[SET TASK]: Here are some records; quote them exactly, leaving out the pictures.

[DATA FOR THIS EXERCISE]:
---+---

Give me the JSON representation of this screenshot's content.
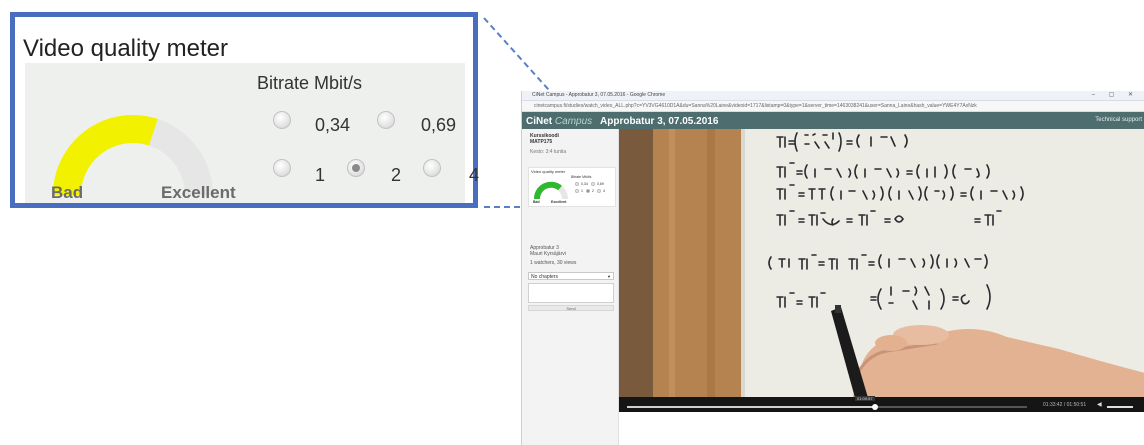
{
  "zoom": {
    "title": "Video quality meter",
    "bitrate_title": "Bitrate Mbit/s",
    "options": [
      {
        "label": "0,34",
        "selected": false
      },
      {
        "label": "0,69",
        "selected": false
      },
      {
        "label": "1",
        "selected": false
      },
      {
        "label": "2",
        "selected": true
      },
      {
        "label": "4",
        "selected": false
      }
    ],
    "gauge": {
      "low_label": "Bad",
      "high_label": "Excellent",
      "level": 0.6,
      "fill_color": "#f2f200",
      "track_color": "#e6e6e6"
    }
  },
  "browser": {
    "window_title": "CiNet Campus - Approbatur 3, 07.05.2016 - Google Chrome",
    "window_controls": "– ▢ ✕",
    "url": "cinetcampus.fi/studies/watch_video_ALL.php?c=YV3VG4610D1A&du=Sanna%20Laine&videoid=1717&listamp=0&type=1&server_time=1463038241&user=Sanna_Laine&hash_value=YWE4Y7AxNzk",
    "logo_main": "CiNet",
    "logo_sub": "Campus",
    "page_title": "Approbatur 3, 07.05.2016",
    "support": "Technical support",
    "sidebar": {
      "course_line1": "Kurssikoodi",
      "course_line2": "MATP175",
      "subtitle": "Kesto: 3:4 tuntia",
      "mini_title": "Video quality meter",
      "mini_bitrate": "Bitrate Mbit/s",
      "mini_bad": "Bad",
      "mini_excellent": "Excellent",
      "mini_options": [
        "0,34",
        "0,69",
        "1",
        "2",
        "4"
      ],
      "meta1": "Approbatur 3",
      "meta2": "Mauri Kyrsäjärvi",
      "views": "1 watchers, 30 views",
      "chapters": "No chapters",
      "send": "Send"
    },
    "player": {
      "time": "01:33:42 / 01:50:51",
      "tooltip": "01:00:57",
      "progress": 0.62
    }
  }
}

---+---

[FULL SOLUTION]:
Give me the JSON representation of this screenshot's content.
{
  "zoom": {
    "title": "Video quality meter",
    "bitrate_title": "Bitrate Mbit/s",
    "options": [
      {
        "label": "0,34",
        "selected": false
      },
      {
        "label": "0,69",
        "selected": false
      },
      {
        "label": "1",
        "selected": false
      },
      {
        "label": "2",
        "selected": true
      },
      {
        "label": "4",
        "selected": false
      }
    ],
    "gauge": {
      "low_label": "Bad",
      "high_label": "Excellent",
      "level": 0.6,
      "fill_color": "#f2f200",
      "track_color": "#e6e6e6"
    }
  },
  "browser": {
    "window_title": "CiNet Campus - Approbatur 3, 07.05.2016 - Google Chrome",
    "window_controls": "– ▢ ✕",
    "url": "cinetcampus.fi/studies/watch_video_ALL.php?c=YV3VG4610D1A&du=Sanna%20Laine&videoid=1717&listamp=0&type=1&server_time=1463038241&user=Sanna_Laine&hash_value=YWE4Y7AxNzk",
    "logo_main": "CiNet",
    "logo_sub": "Campus",
    "page_title": "Approbatur 3, 07.05.2016",
    "support": "Technical support",
    "sidebar": {
      "course_line1": "Kurssikoodi",
      "course_line2": "MATP175",
      "subtitle": "Kesto: 3:4 tuntia",
      "mini_title": "Video quality meter",
      "mini_bitrate": "Bitrate Mbit/s",
      "mini_bad": "Bad",
      "mini_excellent": "Excellent",
      "mini_options": [
        "0,34",
        "0,69",
        "1",
        "2",
        "4"
      ],
      "meta1": "Approbatur 3",
      "meta2": "Mauri Kyrsäjärvi",
      "views": "1 watchers, 30 views",
      "chapters": "No chapters",
      "send": "Send"
    },
    "player": {
      "time": "01:33:42 / 01:50:51",
      "tooltip": "01:00:57",
      "progress": 0.62
    }
  }
}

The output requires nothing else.